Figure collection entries
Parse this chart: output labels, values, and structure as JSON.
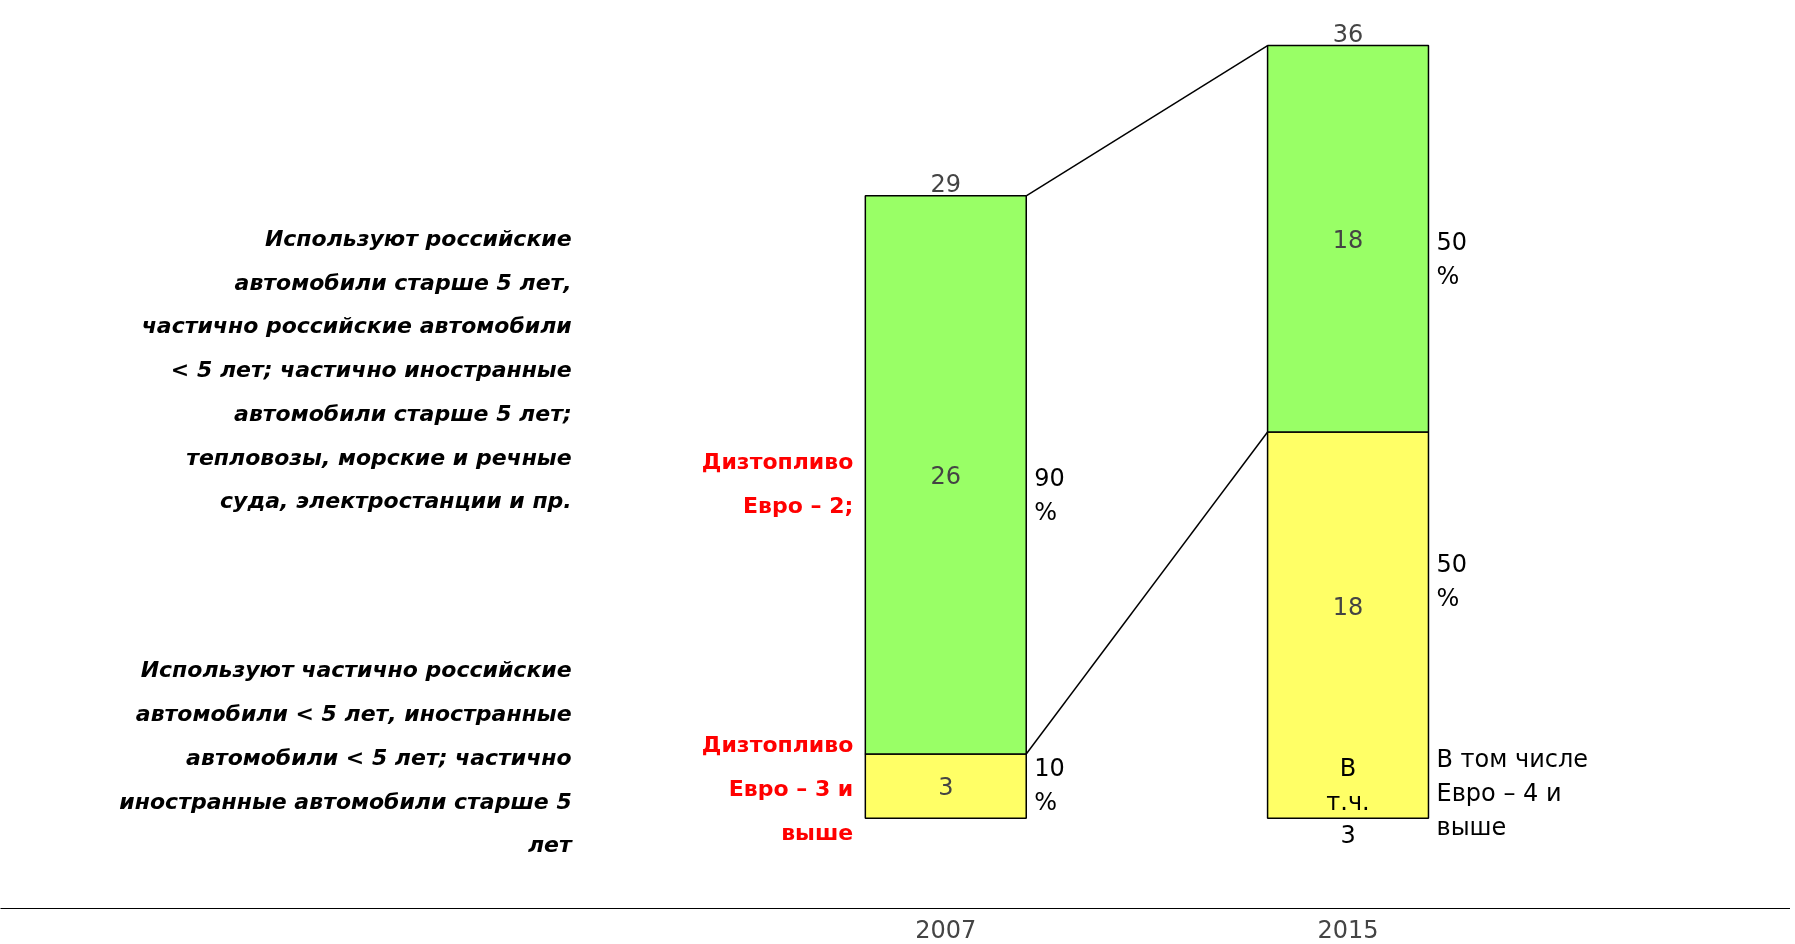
{
  "chart_data": {
    "type": "bar",
    "stacked": true,
    "categories": [
      "2007",
      "2015"
    ],
    "series": [
      {
        "color": "#ffff66",
        "values": [
          3,
          18
        ],
        "value_labels": [
          "3",
          "18"
        ]
      },
      {
        "color": "#99ff66",
        "values": [
          26,
          18
        ],
        "value_labels": [
          "26",
          "18"
        ]
      }
    ],
    "totals": [
      "29",
      "36"
    ],
    "annotations": [
      "Используют российские автомобили старше 5 лет, частично российские автомобили < 5 лет; частично иностранные автомобили старше 5 лет; тепловозы, морские и речные суда, электростанции и пр.",
      "Используют частично российские автомобили < 5 лет, иностранные автомобили < 5 лет; частично иностранные автомобили старше 5 лет",
      "Дизтопливо Евро – 2;",
      "Дизтопливо Евро – 3 и выше",
      "90 %",
      "10 %",
      "50 %",
      "50 %",
      "В т.ч. 3",
      "В том числе Евро – 4 и выше"
    ],
    "grid": false
  }
}
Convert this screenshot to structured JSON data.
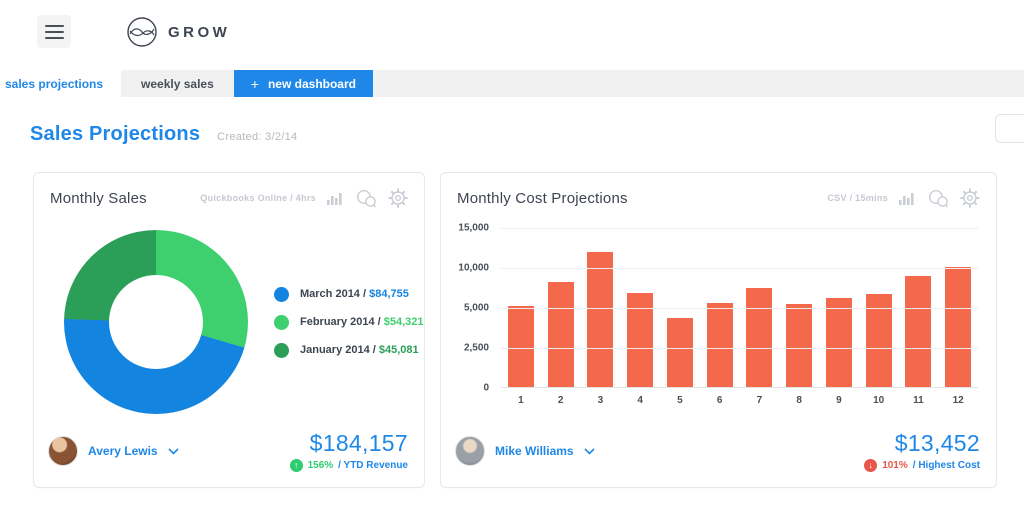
{
  "topbar": {
    "brand": "GROW"
  },
  "tabs": {
    "active": "sales projections",
    "inactive": "weekly sales",
    "plus": "+",
    "new_button": "new dashboard"
  },
  "page": {
    "title": "Sales Projections",
    "created": "Created: 3/2/14"
  },
  "icons": {
    "up_arrow": "↑",
    "down_arrow": "↓"
  },
  "colors": {
    "accent_blue": "#1e87e8",
    "bar_orange": "#f4694c",
    "up_green": "#2ecc71",
    "down_red": "#e8564a"
  },
  "cards": {
    "sales": {
      "title": "Monthly Sales",
      "meta": "Quickbooks Online / 4hrs",
      "owner": "Avery Lewis",
      "total": "$184,157",
      "delta_pct": "156%",
      "delta_label": "/ YTD Revenue",
      "delta_direction": "up"
    },
    "costs": {
      "title": "Monthly Cost Projections",
      "meta": "CSV / 15mins",
      "owner": "Mike Williams",
      "total": "$13,452",
      "delta_pct": "101%",
      "delta_label": "/ Highest Cost",
      "delta_direction": "down"
    }
  },
  "chart_data": [
    {
      "type": "pie",
      "donut": true,
      "title": "Monthly Sales",
      "legend_position": "right",
      "total_display": "$184,157",
      "slices": [
        {
          "label": "March 2014",
          "value": 84755,
          "display": "$84,755",
          "color": "#1385e0"
        },
        {
          "label": "February 2014",
          "value": 54321,
          "display": "$54,321",
          "color": "#3ecf6e"
        },
        {
          "label": "January 2014",
          "value": 45081,
          "display": "$45,081",
          "color": "#2b9e57"
        }
      ],
      "draw_order": [
        1,
        0,
        2
      ]
    },
    {
      "type": "bar",
      "title": "Monthly Cost Projections",
      "categories": [
        "1",
        "2",
        "3",
        "4",
        "5",
        "6",
        "7",
        "8",
        "9",
        "10",
        "11",
        "12"
      ],
      "values": [
        5200,
        8300,
        12000,
        6900,
        4400,
        5600,
        7500,
        5500,
        6300,
        6700,
        9000,
        10100
      ],
      "bar_color": "#f4694c",
      "grid": true,
      "xlabel": "",
      "ylabel": "",
      "yticks": [
        {
          "label": "15,000",
          "value": 15000
        },
        {
          "label": "10,000",
          "value": 10000
        },
        {
          "label": "5,000",
          "value": 5000
        },
        {
          "label": "2,500",
          "value": 2500
        },
        {
          "label": "0",
          "value": 0
        }
      ]
    }
  ]
}
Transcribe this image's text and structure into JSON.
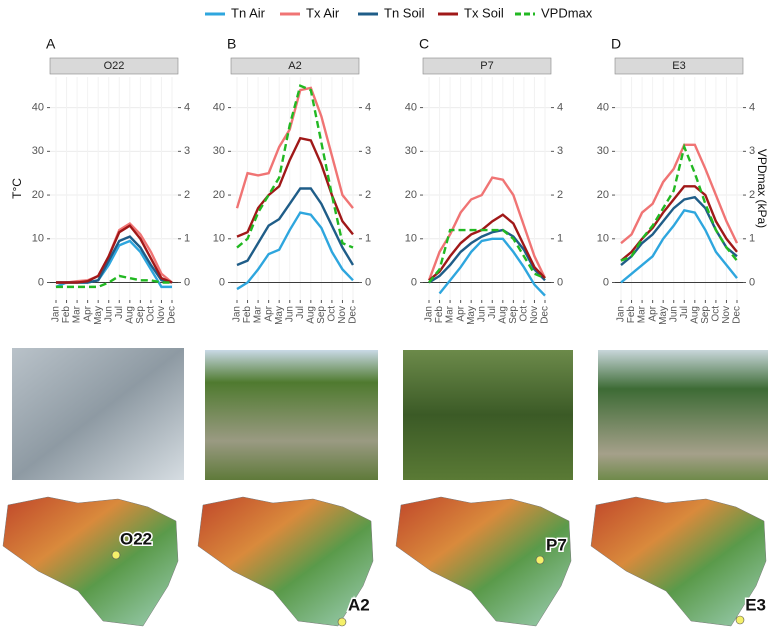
{
  "chart_data": {
    "type": "line",
    "categories": [
      "Jan",
      "Feb",
      "Mar",
      "Apr",
      "May",
      "Jun",
      "Jul",
      "Aug",
      "Sep",
      "Oct",
      "Nov",
      "Dec"
    ],
    "series": [
      {
        "name": "Tn Air",
        "color": "#2ea6de"
      },
      {
        "name": "Tx Air",
        "color": "#f07474"
      },
      {
        "name": "Tn Soil",
        "color": "#1f5d88"
      },
      {
        "name": "Tx Soil",
        "color": "#a01818"
      },
      {
        "name": "VPDmax",
        "color": "#22b822",
        "axis": "y2",
        "dashed": true
      }
    ],
    "ylabel": "T°C",
    "y2label": "VPDmax (kPa)",
    "ylim": [
      -4,
      47
    ],
    "yticks": [
      0,
      10,
      20,
      30,
      40
    ],
    "y2lim": [
      -0.4,
      4.7
    ],
    "y2ticks": [
      0,
      1,
      2,
      3,
      4
    ],
    "grid": true,
    "panels": [
      {
        "label": "A",
        "title": "O22",
        "values": [
          [
            -1,
            0,
            0,
            0,
            0.5,
            4,
            8.5,
            9.5,
            7,
            3,
            -1,
            -1
          ],
          [
            0,
            0,
            0.3,
            0.5,
            1.5,
            6,
            12,
            13.5,
            11,
            7,
            2,
            0
          ],
          [
            0,
            0,
            0,
            0,
            0.5,
            5,
            9.5,
            10.5,
            8,
            4,
            0.5,
            0
          ],
          [
            0,
            0,
            0,
            0.3,
            1.5,
            6,
            11.5,
            13,
            10,
            5.5,
            1,
            0
          ],
          [
            -0.1,
            -0.1,
            -0.1,
            -0.1,
            -0.1,
            0,
            0.15,
            0.1,
            0.05,
            0.05,
            0,
            0
          ]
        ]
      },
      {
        "label": "B",
        "title": "A2",
        "values": [
          [
            -1.5,
            0,
            3,
            6.5,
            7.5,
            12,
            16,
            15.5,
            12.5,
            7,
            3,
            0.5
          ],
          [
            17,
            25,
            24.5,
            25,
            31,
            35,
            44,
            44.5,
            38,
            29,
            20,
            17
          ],
          [
            4,
            5,
            9,
            13,
            14.5,
            18,
            21.5,
            21.5,
            18,
            13,
            8,
            4
          ],
          [
            10.5,
            11.5,
            17,
            20,
            22,
            28,
            33,
            32.5,
            27,
            20,
            14,
            11
          ],
          [
            0.8,
            1.0,
            1.6,
            2.0,
            2.4,
            3.6,
            4.5,
            4.4,
            3.2,
            2.0,
            0.9,
            0.8
          ]
        ]
      },
      {
        "label": "C",
        "title": "P7",
        "values": [
          [
            null,
            -2.5,
            0.5,
            3.5,
            7,
            9.5,
            10,
            10,
            7,
            3.5,
            -0.5,
            -3
          ],
          [
            0.5,
            7,
            11,
            16,
            19,
            20,
            24,
            23.5,
            20,
            13,
            6,
            1
          ],
          [
            0,
            1.5,
            4,
            7,
            9,
            10.5,
            11.5,
            12,
            10.5,
            7.5,
            3,
            0.5
          ],
          [
            0.5,
            2.5,
            6,
            9,
            11,
            12,
            14,
            15.5,
            13.5,
            8.5,
            3.5,
            1
          ],
          [
            0,
            0.3,
            1.2,
            1.2,
            1.2,
            1.2,
            1.2,
            1.2,
            1.0,
            0.6,
            0.2,
            0.1
          ]
        ]
      },
      {
        "label": "D",
        "title": "E3",
        "values": [
          [
            0,
            2,
            4,
            6,
            10,
            13,
            16.5,
            16,
            12,
            7,
            4,
            1
          ],
          [
            9,
            11,
            16,
            18,
            23,
            26,
            31.5,
            31.5,
            26,
            20,
            14,
            9
          ],
          [
            4,
            6,
            9,
            11,
            14,
            17,
            19,
            19.5,
            17,
            12,
            8,
            6
          ],
          [
            5,
            7,
            10,
            12.5,
            16,
            19,
            22,
            22,
            20,
            14,
            10,
            7
          ],
          [
            0.5,
            0.6,
            1.0,
            1.3,
            1.7,
            2.1,
            3.1,
            2.5,
            1.8,
            1.2,
            0.8,
            0.5
          ]
        ]
      }
    ]
  }
}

THE REQUEST — Find the word "name" in the material, then list each line that holds it.

OUTPUT OF THE EXERCISE —
        "name": "Tn Air",
        "name": "Tx Air",
        "name": "Tn Soil",
        "name": "Tx Soil",
        "name": "VPDmax",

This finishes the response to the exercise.